-- TASK DATA --
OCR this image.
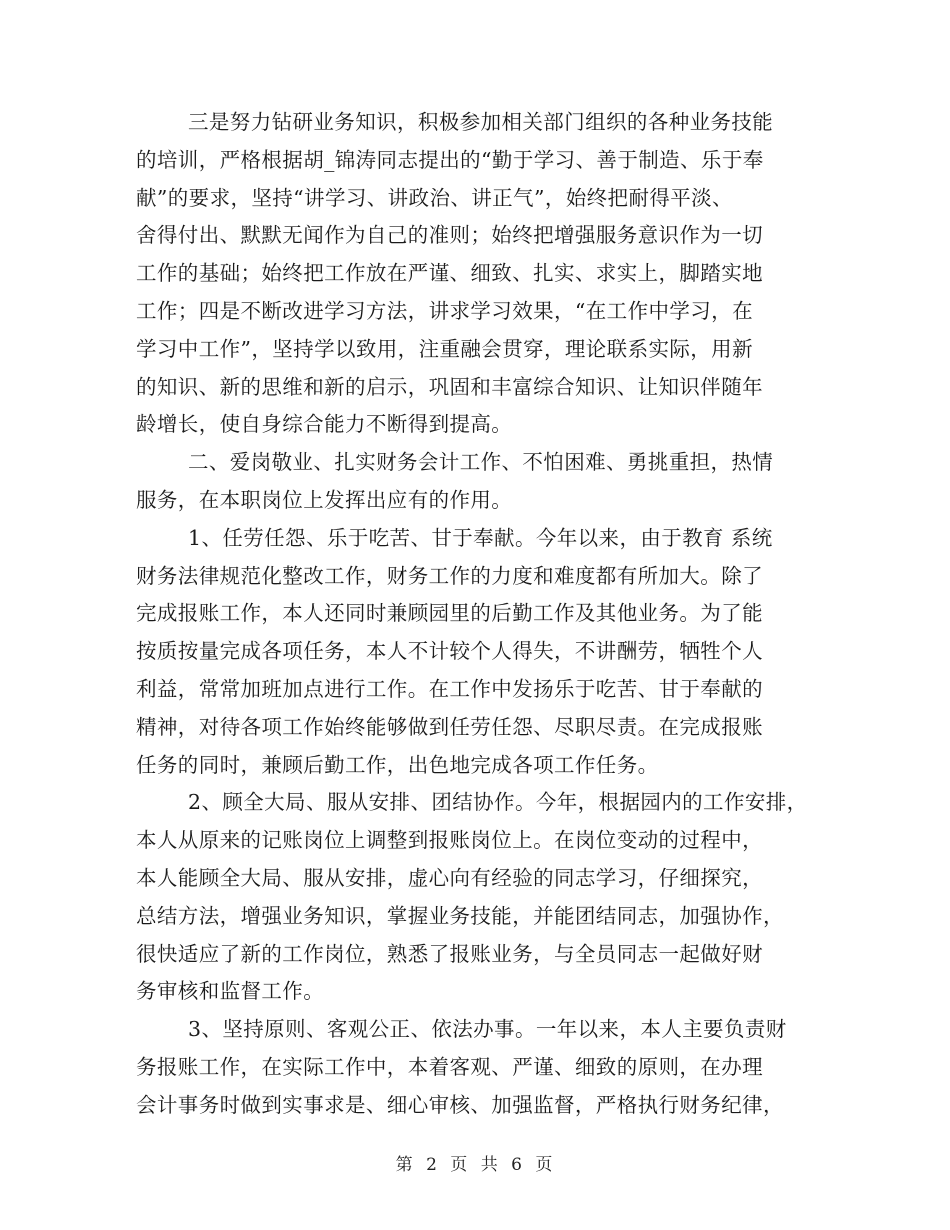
三是努力钻研业务知识，积极参加相关部门组织的各种业务技能
的培训，严格根据胡_锦涛同志提出的“勤于学习、善于制造、乐于奉
献”的要求，坚持“讲学习、讲政治、讲正气”，始终把耐得平淡、
舍得付出、默默无闻作为自己的准则；始终把增强服务意识作为一切
工作的基础；始终把工作放在严谨、细致、扎实、求实上，脚踏实地
工作；四是不断改进学习方法，讲求学习效果，“在工作中学习，在
学习中工作”，坚持学以致用，注重融会贯穿，理论联系实际，用新
的知识、新的思维和新的启示，巩固和丰富综合知识、让知识伴随年
龄增长，使自身综合能力不断得到提高。
二、爱岗敬业、扎实财务会计工作、不怕困难、勇挑重担，热情
服务，在本职岗位上发挥出应有的作用。
1、任劳任怨、乐于吃苦、甘于奉献。今年以来，由于教育 系统
财务法律规范化整改工作，财务工作的力度和难度都有所加大。除了
完成报账工作，本人还同时兼顾园里的后勤工作及其他业务。为了能
按质按量完成各项任务，本人不计较个人得失，不讲酬劳，牺牲个人
利益，常常加班加点进行工作。在工作中发扬乐于吃苦、甘于奉献的
精神，对待各项工作始终能够做到任劳任怨、尽职尽责。在完成报账
任务的同时，兼顾后勤工作，出色地完成各项工作任务。
2、顾全大局、服从安排、团结协作。今年，根据园内的工作安排，
本人从原来的记账岗位上调整到报账岗位上。在岗位变动的过程中，
本人能顾全大局、服从安排，虚心向有经验的同志学习，仔细探究，
总结方法，增强业务知识，掌握业务技能，并能团结同志，加强协作，
很快适应了新的工作岗位，熟悉了报账业务，与全员同志一起做好财
务审核和监督工作。
3、坚持原则、客观公正、依法办事。一年以来，本人主要负责财
务报账工作，在实际工作中，本着客观、严谨、细致的原则，在办理
会计事务时做到实事求是、细心审核、加强监督，严格执行财务纪律，
第 2 页 共 6 页
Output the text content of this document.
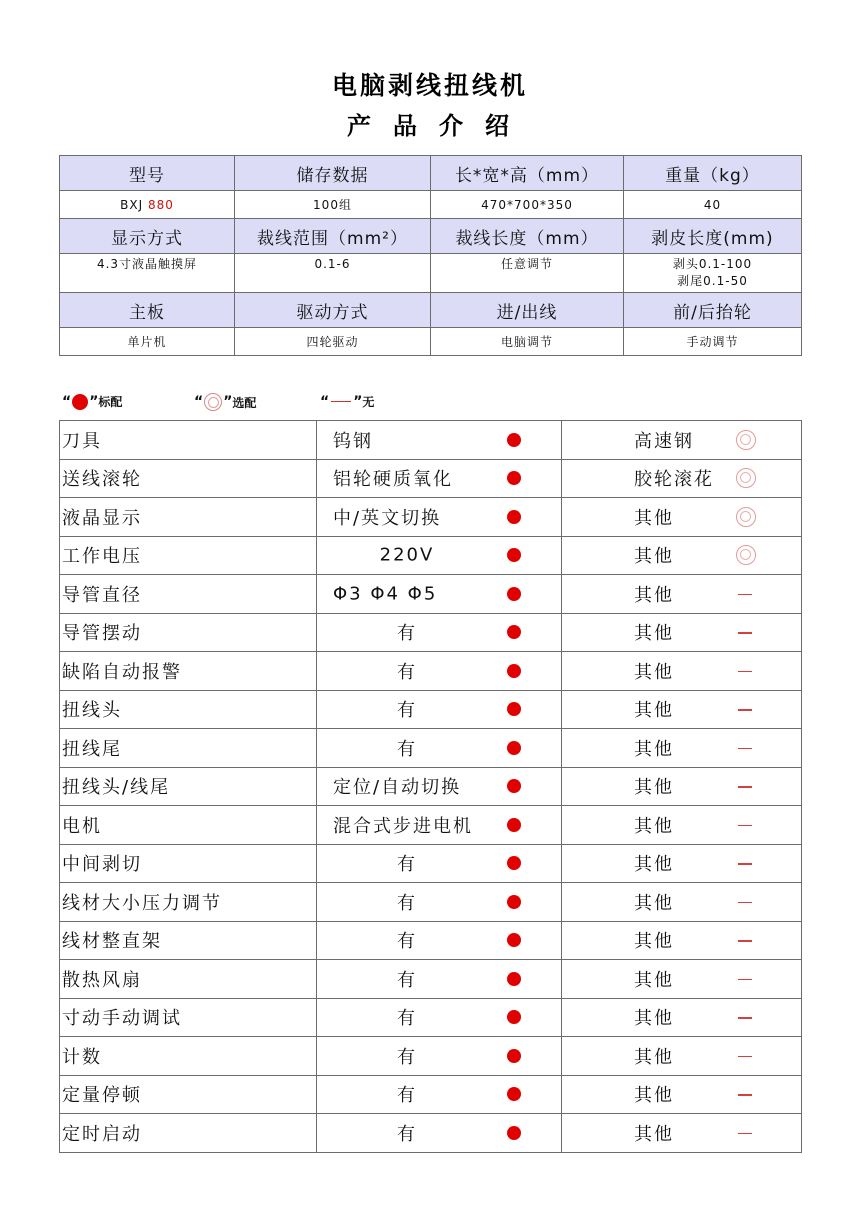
电脑剥线扭线机
产品介绍
型号	储存数据	长*宽*高（mm）	重量（kg）
BXJ 880	100组	470*700*350	40
显示方式	裁线范围（mm²）	裁线长度（mm）	剥皮长度(mm)
4.3寸液晶触摸屏	0.1-6	任意调节	剥头0.1-100
剥尾0.1-50

主板	驱动方式	进/出线	前/后抬轮
单片机	四轮驱动	电脑调节	手动调节
“ ” 标配	“ ” 选配	“ ” 无
刀具	钨钢	高速钢

送线滚轮	铝轮硬质氧化	胶轮滚花

液晶显示	中/英文切换	其他

工作电压	220V	其他

导管直径	Φ3 Φ4 Φ5	其他

导管摆动	有	其他

缺陷自动报警	有	其他

扭线头	有	其他

扭线尾	有	其他

扭线头/线尾	定位/自动切换	其他

电机	混合式步进电机	其他

中间剥切	有	其他

线材大小压力调节	有	其他

线材整直架	有	其他

散热风扇	有	其他

寸动手动调试	有	其他

计数	有	其他

定量停顿	有	其他

定时启动	有	其他
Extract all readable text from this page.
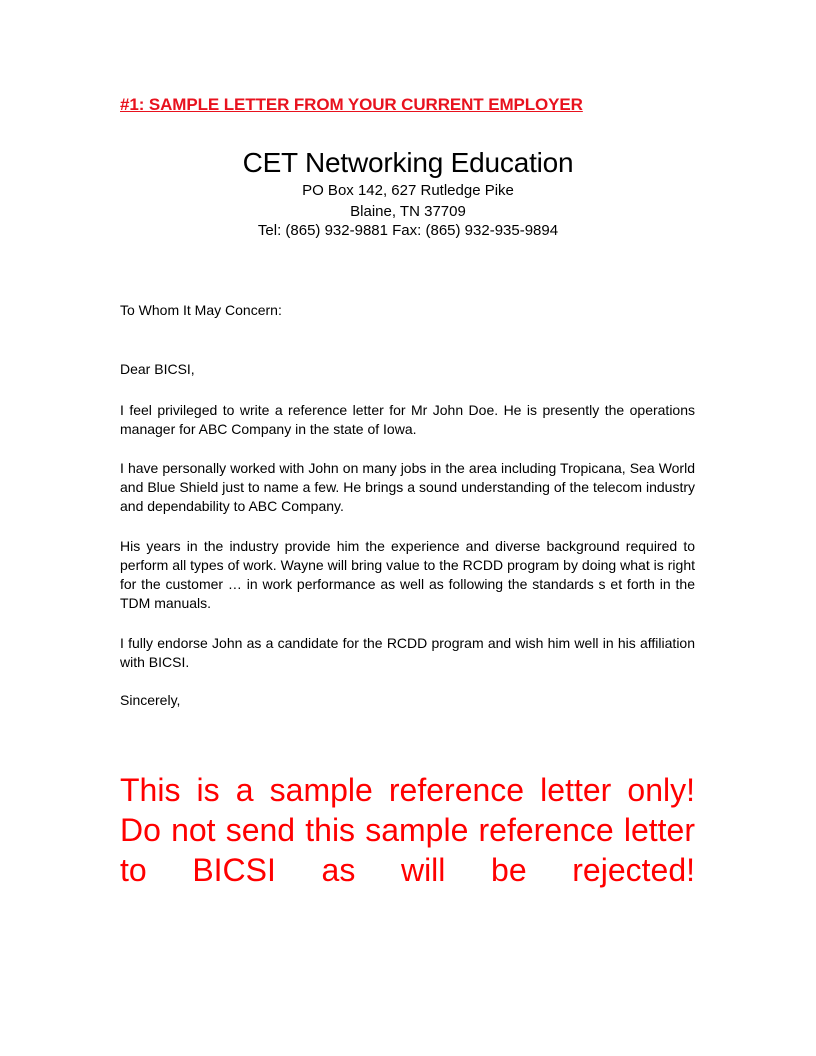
#1: SAMPLE LETTER FROM YOUR CURRENT EMPLOYER
CET Networking Education
PO Box 142, 627 Rutledge Pike
Blaine, TN 37709
Tel: (865) 932-9881 Fax: (865) 932-935-9894
To Whom It May Concern:
Dear BICSI,
I feel privileged to write a reference letter for Mr John Doe. He is presently the operations manager for ABC Company in the state of Iowa.
I have personally worked with John on many jobs in the area including Tropicana, Sea World and Blue Shield just to name a few. He brings a sound understanding of the telecom industry and dependability to ABC Company.
His years in the industry provide him the experience and diverse background required to perform all types of work. Wayne will bring value to the RCDD program by doing what is right for the customer … in work performance as well as following the standards s et forth in the TDM manuals.
I fully endorse John as a candidate for the RCDD program and wish him well in his affiliation with BICSI.
Sincerely,
This is a sample reference letter only! Do not send this sample reference letter to BICSI as will be rejected!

-- BRIEF --
From the listing above, print every entry precisely and drop the pictures.

-- ANSWER --
OCR this image.
三是努力钻研业务知识，积极参加相关部门组织的各种业务技能
的培训，严格根据胡_锦涛同志提出的“勤于学习、善于制造、乐于奉
献”的要求，坚持“讲学习、讲政治、讲正气”，始终把耐得平淡、
舍得付出、默默无闻作为自己的准则；始终把增强服务意识作为一切
工作的基础；始终把工作放在严谨、细致、扎实、求实上，脚踏实地
工作；四是不断改进学习方法，讲求学习效果，“在工作中学习，在
学习中工作”，坚持学以致用，注重融会贯穿，理论联系实际，用新
的知识、新的思维和新的启示，巩固和丰富综合知识、让知识伴随年
龄增长，使自身综合能力不断得到提高。
二、爱岗敬业、扎实财务会计工作、不怕困难、勇挑重担，热情
服务，在本职岗位上发挥出应有的作用。
1、任劳任怨、乐于吃苦、甘于奉献。今年以来，由于教育 系统
财务法律规范化整改工作，财务工作的力度和难度都有所加大。除了
完成报账工作，本人还同时兼顾园里的后勤工作及其他业务。为了能
按质按量完成各项任务，本人不计较个人得失，不讲酬劳，牺牲个人
利益，常常加班加点进行工作。在工作中发扬乐于吃苦、甘于奉献的
精神，对待各项工作始终能够做到任劳任怨、尽职尽责。在完成报账
任务的同时，兼顾后勤工作，出色地完成各项工作任务。
2、顾全大局、服从安排、团结协作。今年，根据园内的工作安排，
本人从原来的记账岗位上调整到报账岗位上。在岗位变动的过程中，
本人能顾全大局、服从安排，虚心向有经验的同志学习，仔细探究，
总结方法，增强业务知识，掌握业务技能，并能团结同志，加强协作，
很快适应了新的工作岗位，熟悉了报账业务，与全员同志一起做好财
务审核和监督工作。
3、坚持原则、客观公正、依法办事。一年以来，本人主要负责财
务报账工作，在实际工作中，本着客观、严谨、细致的原则，在办理
会计事务时做到实事求是、细心审核、加强监督，严格执行财务纪律，
第 2 页 共 6 页
Output the text content of this document.
电脑剥线扭线机
产品介绍
型号	储存数据	长*宽*高（mm）	重量（kg）
BXJ 880	100组	470*700*350	40
显示方式	裁线范围（mm²）	裁线长度（mm）	剥皮长度(mm)
4.3寸液晶触摸屏	0.1-6	任意调节	剥头0.1-100
剥尾0.1-50

主板	驱动方式	进/出线	前/后抬轮
单片机	四轮驱动	电脑调节	手动调节
“ ” 标配	“ ” 选配	“ ” 无
刀具	钨钢	高速钢

送线滚轮	铝轮硬质氧化	胶轮滚花

液晶显示	中/英文切换	其他

工作电压	220V	其他

导管直径	Φ3 Φ4 Φ5	其他

导管摆动	有	其他

缺陷自动报警	有	其他

扭线头	有	其他

扭线尾	有	其他

扭线头/线尾	定位/自动切换	其他

电机	混合式步进电机	其他

中间剥切	有	其他

线材大小压力调节	有	其他

线材整直架	有	其他

散热风扇	有	其他

寸动手动调试	有	其他

计数	有	其他

定量停顿	有	其他

定时启动	有	其他
Extract all readable text from this page.
#1: SAMPLE LETTER FROM YOUR CURRENT EMPLOYER
CET Networking Education
PO Box 142, 627 Rutledge Pike
Blaine, TN 37709
Tel: (865) 932-9881 Fax: (865) 932-935-9894
To Whom It May Concern:
Dear BICSI,
I feel privileged to write a reference letter for Mr John Doe. He is presently the operations manager for ABC Company in the state of Iowa.
I have personally worked with John on many jobs in the area including Tropicana, Sea World and Blue Shield just to name a few. He brings a sound understanding of the telecom industry and dependability to ABC Company.
His years in the industry provide him the experience and diverse background required to perform all types of work. Wayne will bring value to the RCDD program by doing what is right for the customer … in work performance as well as following the standards s et forth in the TDM manuals.
I fully endorse John as a candidate for the RCDD program and wish him well in his affiliation with BICSI.
Sincerely,
This is a sample reference letter only! Do not send this sample reference letter to BICSI as will be rejected!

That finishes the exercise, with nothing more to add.